### MATERIAL SHOWN ###

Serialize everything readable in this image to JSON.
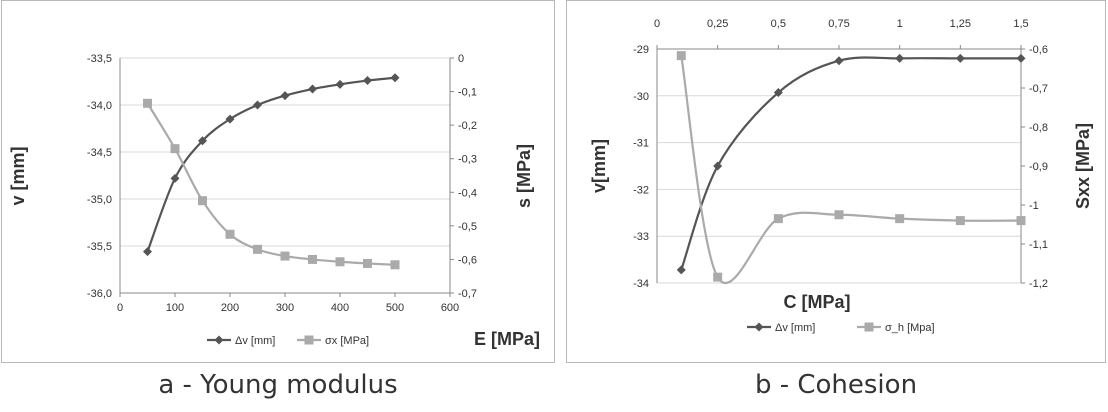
{
  "captions": {
    "a": "a - Young modulus",
    "b": "b - Cohesion"
  },
  "chart_data": [
    {
      "type": "line",
      "panel": "a",
      "x": [
        50,
        100,
        150,
        200,
        250,
        300,
        350,
        400,
        450,
        500
      ],
      "xlim": [
        0,
        600
      ],
      "xticks": [
        "0",
        "100",
        "200",
        "300",
        "400",
        "500",
        "600"
      ],
      "xlabel": "E [MPa]",
      "ylabel": "v [mm]",
      "ylim": [
        -36.0,
        -33.5
      ],
      "yticks": [
        "-36,0",
        "-35,5",
        "-35,0",
        "-34,5",
        "-34,0",
        "-33,5"
      ],
      "y2label": "s [MPa]",
      "y2lim": [
        -0.7,
        0
      ],
      "y2ticks": [
        "-0,7",
        "-0,6",
        "-0,5",
        "-0,4",
        "-0,3",
        "-0,2",
        "-0,1",
        "0"
      ],
      "grid": "horizontal",
      "legend_position": "bottom",
      "series": [
        {
          "name": "Δv [mm]",
          "axis": "left",
          "color": "#555555",
          "marker": "diamond",
          "values": [
            -35.56,
            -34.78,
            -34.38,
            -34.15,
            -34.0,
            -33.9,
            -33.83,
            -33.78,
            -33.74,
            -33.71
          ]
        },
        {
          "name": "σx [MPa]",
          "axis": "right",
          "color": "#aaaaaa",
          "marker": "square",
          "values": [
            -0.135,
            -0.27,
            -0.425,
            -0.525,
            -0.57,
            -0.59,
            -0.6,
            -0.607,
            -0.612,
            -0.616
          ]
        }
      ]
    },
    {
      "type": "line",
      "panel": "b",
      "x": [
        0.1,
        0.25,
        0.5,
        0.75,
        1.0,
        1.25,
        1.5
      ],
      "xlim": [
        0,
        1.5
      ],
      "xticks": [
        "0",
        "0,25",
        "0,5",
        "0,75",
        "1",
        "1,25",
        "1,5"
      ],
      "xlabel": "C [MPa]",
      "ylabel": "v[mm]",
      "ylim": [
        -34,
        -29
      ],
      "yticks": [
        "-34",
        "-33",
        "-32",
        "-31",
        "-30",
        "-29"
      ],
      "y2label": "Sxx [MPa]",
      "y2lim": [
        -1.2,
        -0.6
      ],
      "y2ticks": [
        "-1,2",
        "-1,1",
        "-1",
        "-0,9",
        "-0,8",
        "-0,7",
        "-0,6"
      ],
      "grid": "horizontal",
      "legend_position": "bottom",
      "series": [
        {
          "name": "Δv [mm]",
          "axis": "left",
          "color": "#555555",
          "marker": "diamond",
          "values": [
            -33.72,
            -31.5,
            -29.93,
            -29.25,
            -29.2,
            -29.2,
            -29.2
          ]
        },
        {
          "name": "σ_h [Mpa]",
          "axis": "right",
          "color": "#aaaaaa",
          "marker": "square",
          "values": [
            -0.617,
            -1.185,
            -1.035,
            -1.025,
            -1.035,
            -1.04,
            -1.04
          ]
        }
      ]
    }
  ]
}
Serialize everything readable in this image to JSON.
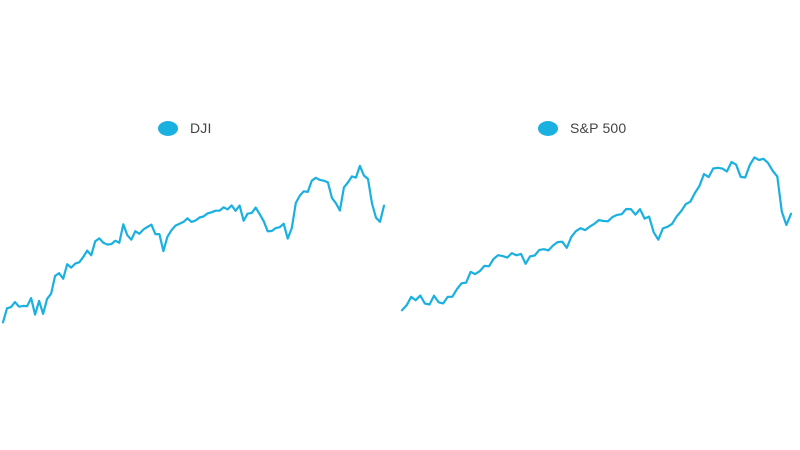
{
  "colors": {
    "series": "#1ab0e0",
    "background": "#ffffff",
    "legend_text": "#444444"
  },
  "chart_data": [
    {
      "type": "line",
      "title": "",
      "xlabel": "",
      "ylabel": "",
      "grid": false,
      "legend_position": "top-center",
      "series": [
        {
          "name": "DJI",
          "values": [
            -0.84,
            0.44,
            0.55,
            1.0,
            0.58,
            0.66,
            0.63,
            1.37,
            -0.14,
            1.11,
            -0.07,
            1.3,
            1.77,
            3.4,
            3.65,
            3.14,
            4.47,
            4.16,
            4.52,
            4.64,
            5.12,
            5.71,
            5.28,
            6.56,
            6.83,
            6.43,
            6.27,
            6.31,
            6.62,
            6.43,
            8.12,
            7.12,
            6.71,
            7.49,
            7.25,
            7.64,
            7.88,
            8.08,
            7.21,
            7.22,
            5.67,
            6.98,
            7.57,
            8.0,
            8.17,
            8.34,
            8.67,
            8.34,
            8.47,
            8.74,
            8.83,
            9.12,
            9.22,
            9.36,
            9.37,
            9.67,
            9.48,
            9.85,
            9.35,
            9.84,
            8.45,
            9.09,
            9.16,
            9.65,
            9.04,
            8.4,
            7.48,
            7.51,
            7.77,
            7.85,
            8.17,
            6.81,
            7.77,
            10.07,
            10.74,
            11.14,
            11.08,
            12.12,
            12.37,
            12.18,
            12.11,
            11.95,
            10.53,
            10.05,
            9.38,
            11.49,
            11.94,
            12.5,
            12.39,
            13.46,
            12.58,
            12.26,
            10.02,
            8.72,
            8.35,
            9.83
          ]
        }
      ]
    },
    {
      "type": "line",
      "title": "",
      "xlabel": "",
      "ylabel": "",
      "grid": false,
      "legend_position": "top-center",
      "series": [
        {
          "name": "S&P 500",
          "values": [
            0.07,
            0.52,
            1.29,
            0.99,
            1.42,
            0.68,
            0.6,
            1.4,
            0.8,
            0.7,
            1.3,
            1.3,
            2.0,
            2.54,
            2.6,
            3.59,
            3.39,
            3.66,
            4.14,
            4.1,
            4.77,
            5.12,
            5.04,
            4.9,
            5.31,
            5.11,
            5.24,
            4.33,
            5.02,
            5.09,
            5.61,
            5.67,
            5.56,
            6.01,
            6.32,
            6.36,
            5.8,
            6.8,
            7.32,
            7.6,
            7.42,
            7.74,
            7.99,
            8.34,
            8.26,
            8.23,
            8.63,
            8.82,
            8.88,
            9.36,
            9.35,
            8.85,
            9.34,
            8.48,
            8.66,
            7.22,
            6.54,
            7.58,
            7.73,
            7.99,
            8.66,
            9.17,
            9.8,
            10.03,
            10.83,
            11.49,
            12.57,
            12.29,
            13.08,
            13.14,
            13.07,
            12.8,
            13.67,
            13.43,
            12.31,
            12.25,
            13.4,
            14.1,
            13.86,
            13.97,
            13.57,
            12.87,
            12.34,
            9.12,
            7.89,
            8.92
          ]
        }
      ]
    }
  ]
}
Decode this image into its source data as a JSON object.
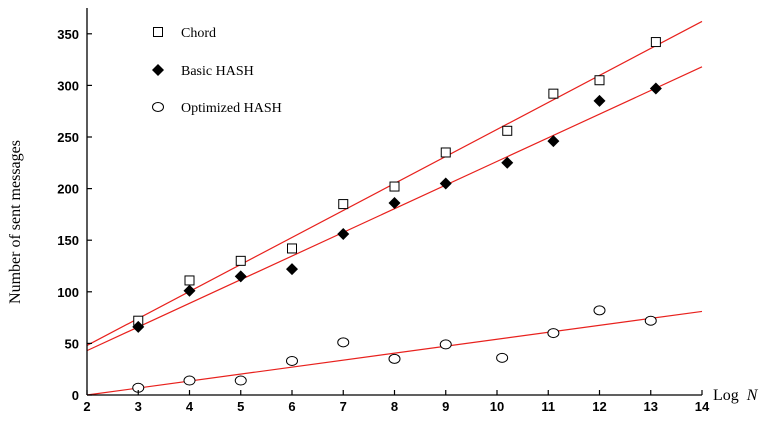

###

REQUIRED WORK: Write out each entry exactly as given, omitting any picture.

THE SOLUTION:
Serialize everything readable in this image to JSON.
{
  "captions": {
    "a": "a - Young modulus",
    "b": "b - Cohesion"
  },
  "chart_data": [
    {
      "type": "line",
      "panel": "a",
      "x": [
        50,
        100,
        150,
        200,
        250,
        300,
        350,
        400,
        450,
        500
      ],
      "xlim": [
        0,
        600
      ],
      "xticks": [
        "0",
        "100",
        "200",
        "300",
        "400",
        "500",
        "600"
      ],
      "xlabel": "E [MPa]",
      "ylabel": "v [mm]",
      "ylim": [
        -36.0,
        -33.5
      ],
      "yticks": [
        "-36,0",
        "-35,5",
        "-35,0",
        "-34,5",
        "-34,0",
        "-33,5"
      ],
      "y2label": "s [MPa]",
      "y2lim": [
        -0.7,
        0
      ],
      "y2ticks": [
        "-0,7",
        "-0,6",
        "-0,5",
        "-0,4",
        "-0,3",
        "-0,2",
        "-0,1",
        "0"
      ],
      "grid": "horizontal",
      "legend_position": "bottom",
      "series": [
        {
          "name": "Δv [mm]",
          "axis": "left",
          "color": "#555555",
          "marker": "diamond",
          "values": [
            -35.56,
            -34.78,
            -34.38,
            -34.15,
            -34.0,
            -33.9,
            -33.83,
            -33.78,
            -33.74,
            -33.71
          ]
        },
        {
          "name": "σx [MPa]",
          "axis": "right",
          "color": "#aaaaaa",
          "marker": "square",
          "values": [
            -0.135,
            -0.27,
            -0.425,
            -0.525,
            -0.57,
            -0.59,
            -0.6,
            -0.607,
            -0.612,
            -0.616
          ]
        }
      ]
    },
    {
      "type": "line",
      "panel": "b",
      "x": [
        0.1,
        0.25,
        0.5,
        0.75,
        1.0,
        1.25,
        1.5
      ],
      "xlim": [
        0,
        1.5
      ],
      "xticks": [
        "0",
        "0,25",
        "0,5",
        "0,75",
        "1",
        "1,25",
        "1,5"
      ],
      "xlabel": "C [MPa]",
      "ylabel": "v[mm]",
      "ylim": [
        -34,
        -29
      ],
      "yticks": [
        "-34",
        "-33",
        "-32",
        "-31",
        "-30",
        "-29"
      ],
      "y2label": "Sxx [MPa]",
      "y2lim": [
        -1.2,
        -0.6
      ],
      "y2ticks": [
        "-1,2",
        "-1,1",
        "-1",
        "-0,9",
        "-0,8",
        "-0,7",
        "-0,6"
      ],
      "grid": "horizontal",
      "legend_position": "bottom",
      "series": [
        {
          "name": "Δv [mm]",
          "axis": "left",
          "color": "#555555",
          "marker": "diamond",
          "values": [
            -33.72,
            -31.5,
            -29.93,
            -29.25,
            -29.2,
            -29.2,
            -29.2
          ]
        },
        {
          "name": "σ_h [Mpa]",
          "axis": "right",
          "color": "#aaaaaa",
          "marker": "square",
          "values": [
            -0.617,
            -1.185,
            -1.035,
            -1.025,
            -1.035,
            -1.04,
            -1.04
          ]
        }
      ]
    }
  ]
}
Serialize everything readable in this image to JSON.
{
  "colors": {
    "series": "#1ab0e0",
    "background": "#ffffff",
    "legend_text": "#444444"
  },
  "chart_data": [
    {
      "type": "line",
      "title": "",
      "xlabel": "",
      "ylabel": "",
      "grid": false,
      "legend_position": "top-center",
      "series": [
        {
          "name": "DJI",
          "values": [
            -0.84,
            0.44,
            0.55,
            1.0,
            0.58,
            0.66,
            0.63,
            1.37,
            -0.14,
            1.11,
            -0.07,
            1.3,
            1.77,
            3.4,
            3.65,
            3.14,
            4.47,
            4.16,
            4.52,
            4.64,
            5.12,
            5.71,
            5.28,
            6.56,
            6.83,
            6.43,
            6.27,
            6.31,
            6.62,
            6.43,
            8.12,
            7.12,
            6.71,
            7.49,
            7.25,
            7.64,
            7.88,
            8.08,
            7.21,
            7.22,
            5.67,
            6.98,
            7.57,
            8.0,
            8.17,
            8.34,
            8.67,
            8.34,
            8.47,
            8.74,
            8.83,
            9.12,
            9.22,
            9.36,
            9.37,
            9.67,
            9.48,
            9.85,
            9.35,
            9.84,
            8.45,
            9.09,
            9.16,
            9.65,
            9.04,
            8.4,
            7.48,
            7.51,
            7.77,
            7.85,
            8.17,
            6.81,
            7.77,
            10.07,
            10.74,
            11.14,
            11.08,
            12.12,
            12.37,
            12.18,
            12.11,
            11.95,
            10.53,
            10.05,
            9.38,
            11.49,
            11.94,
            12.5,
            12.39,
            13.46,
            12.58,
            12.26,
            10.02,
            8.72,
            8.35,
            9.83
          ]
        }
      ]
    },
    {
      "type": "line",
      "title": "",
      "xlabel": "",
      "ylabel": "",
      "grid": false,
      "legend_position": "top-center",
      "series": [
        {
          "name": "S&P 500",
          "values": [
            0.07,
            0.52,
            1.29,
            0.99,
            1.42,
            0.68,
            0.6,
            1.4,
            0.8,
            0.7,
            1.3,
            1.3,
            2.0,
            2.54,
            2.6,
            3.59,
            3.39,
            3.66,
            4.14,
            4.1,
            4.77,
            5.12,
            5.04,
            4.9,
            5.31,
            5.11,
            5.24,
            4.33,
            5.02,
            5.09,
            5.61,
            5.67,
            5.56,
            6.01,
            6.32,
            6.36,
            5.8,
            6.8,
            7.32,
            7.6,
            7.42,
            7.74,
            7.99,
            8.34,
            8.26,
            8.23,
            8.63,
            8.82,
            8.88,
            9.36,
            9.35,
            8.85,
            9.34,
            8.48,
            8.66,
            7.22,
            6.54,
            7.58,
            7.73,
            7.99,
            8.66,
            9.17,
            9.8,
            10.03,
            10.83,
            11.49,
            12.57,
            12.29,
            13.08,
            13.14,
            13.07,
            12.8,
            13.67,
            13.43,
            12.31,
            12.25,
            13.4,
            14.1,
            13.86,
            13.97,
            13.57,
            12.87,
            12.34,
            9.12,
            7.89,
            8.92
          ]
        }
      ]
    }
  ]
}
Decode this image into its source data as a JSON object.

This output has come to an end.